Reproduce every line of the listing as written, apart from the pictures.

─── Excerpted data ───

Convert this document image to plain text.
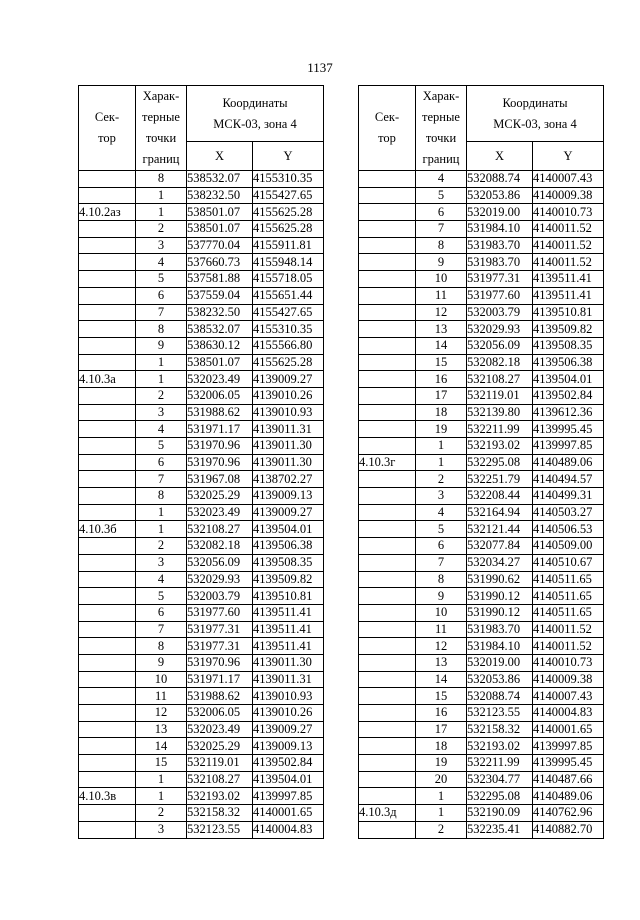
1137
Сек-
тор	Харак-
терные
точки
границ	Координаты
МСК-03, зона 4	
		X	Y
	8	538532.07	4155310.35
	1	538232.50	4155427.65
4.10.2аз	1	538501.07	4155625.28
	2	538501.07	4155625.28
	3	537770.04	4155911.81
	4	537660.73	4155948.14
	5	537581.88	4155718.05
	6	537559.04	4155651.44
	7	538232.50	4155427.65
	8	538532.07	4155310.35
	9	538630.12	4155566.80
	1	538501.07	4155625.28
4.10.3а	1	532023.49	4139009.27
	2	532006.05	4139010.26
	3	531988.62	4139010.93
	4	531971.17	4139011.31
	5	531970.96	4139011.30
	6	531970.96	4139011.30
	7	531967.08	4138702.27
	8	532025.29	4139009.13
	1	532023.49	4139009.27
4.10.3б	1	532108.27	4139504.01
	2	532082.18	4139506.38
	3	532056.09	4139508.35
	4	532029.93	4139509.82
	5	532003.79	4139510.81
	6	531977.60	4139511.41
	7	531977.31	4139511.41
	8	531977.31	4139511.41
	9	531970.96	4139011.30
	10	531971.17	4139011.31
	11	531988.62	4139010.93
	12	532006.05	4139010.26
	13	532023.49	4139009.27
	14	532025.29	4139009.13
	15	532119.01	4139502.84
	1	532108.27	4139504.01
4.10.3в	1	532193.02	4139997.85
	2	532158.32	4140001.65
	3	532123.55	4140004.83
Сек-
тор	Харак-
терные
точки
границ	Координаты
МСК-03, зона 4	
		X	Y
	4	532088.74	4140007.43
	5	532053.86	4140009.38
	6	532019.00	4140010.73
	7	531984.10	4140011.52
	8	531983.70	4140011.52
	9	531983.70	4140011.52
	10	531977.31	4139511.41
	11	531977.60	4139511.41
	12	532003.79	4139510.81
	13	532029.93	4139509.82
	14	532056.09	4139508.35
	15	532082.18	4139506.38
	16	532108.27	4139504.01
	17	532119.01	4139502.84
	18	532139.80	4139612.36
	19	532211.99	4139995.45
	1	532193.02	4139997.85
4.10.3г	1	532295.08	4140489.06
	2	532251.79	4140494.57
	3	532208.44	4140499.31
	4	532164.94	4140503.27
	5	532121.44	4140506.53
	6	532077.84	4140509.00
	7	532034.27	4140510.67
	8	531990.62	4140511.65
	9	531990.12	4140511.65
	10	531990.12	4140511.65
	11	531983.70	4140011.52
	12	531984.10	4140011.52
	13	532019.00	4140010.73
	14	532053.86	4140009.38
	15	532088.74	4140007.43
	16	532123.55	4140004.83
	17	532158.32	4140001.65
	18	532193.02	4139997.85
	19	532211.99	4139995.45
	20	532304.77	4140487.66
	1	532295.08	4140489.06
4.10.3д	1	532190.09	4140762.96
	2	532235.41	4140882.70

───

◆ **Correct response**
Convert this document image to plain text.
1137
Сек-
тор	Харак-
терные
точки
границ	Координаты
МСК-03, зона 4	
		X	Y
	8	538532.07	4155310.35
	1	538232.50	4155427.65
4.10.2аз	1	538501.07	4155625.28
	2	538501.07	4155625.28
	3	537770.04	4155911.81
	4	537660.73	4155948.14
	5	537581.88	4155718.05
	6	537559.04	4155651.44
	7	538232.50	4155427.65
	8	538532.07	4155310.35
	9	538630.12	4155566.80
	1	538501.07	4155625.28
4.10.3а	1	532023.49	4139009.27
	2	532006.05	4139010.26
	3	531988.62	4139010.93
	4	531971.17	4139011.31
	5	531970.96	4139011.30
	6	531970.96	4139011.30
	7	531967.08	4138702.27
	8	532025.29	4139009.13
	1	532023.49	4139009.27
4.10.3б	1	532108.27	4139504.01
	2	532082.18	4139506.38
	3	532056.09	4139508.35
	4	532029.93	4139509.82
	5	532003.79	4139510.81
	6	531977.60	4139511.41
	7	531977.31	4139511.41
	8	531977.31	4139511.41
	9	531970.96	4139011.30
	10	531971.17	4139011.31
	11	531988.62	4139010.93
	12	532006.05	4139010.26
	13	532023.49	4139009.27
	14	532025.29	4139009.13
	15	532119.01	4139502.84
	1	532108.27	4139504.01
4.10.3в	1	532193.02	4139997.85
	2	532158.32	4140001.65
	3	532123.55	4140004.83
Сек-
тор	Харак-
терные
точки
границ	Координаты
МСК-03, зона 4	
		X	Y
	4	532088.74	4140007.43
	5	532053.86	4140009.38
	6	532019.00	4140010.73
	7	531984.10	4140011.52
	8	531983.70	4140011.52
	9	531983.70	4140011.52
	10	531977.31	4139511.41
	11	531977.60	4139511.41
	12	532003.79	4139510.81
	13	532029.93	4139509.82
	14	532056.09	4139508.35
	15	532082.18	4139506.38
	16	532108.27	4139504.01
	17	532119.01	4139502.84
	18	532139.80	4139612.36
	19	532211.99	4139995.45
	1	532193.02	4139997.85
4.10.3г	1	532295.08	4140489.06
	2	532251.79	4140494.57
	3	532208.44	4140499.31
	4	532164.94	4140503.27
	5	532121.44	4140506.53
	6	532077.84	4140509.00
	7	532034.27	4140510.67
	8	531990.62	4140511.65
	9	531990.12	4140511.65
	10	531990.12	4140511.65
	11	531983.70	4140011.52
	12	531984.10	4140011.52
	13	532019.00	4140010.73
	14	532053.86	4140009.38
	15	532088.74	4140007.43
	16	532123.55	4140004.83
	17	532158.32	4140001.65
	18	532193.02	4139997.85
	19	532211.99	4139995.45
	20	532304.77	4140487.66
	1	532295.08	4140489.06
4.10.3д	1	532190.09	4140762.96
	2	532235.41	4140882.70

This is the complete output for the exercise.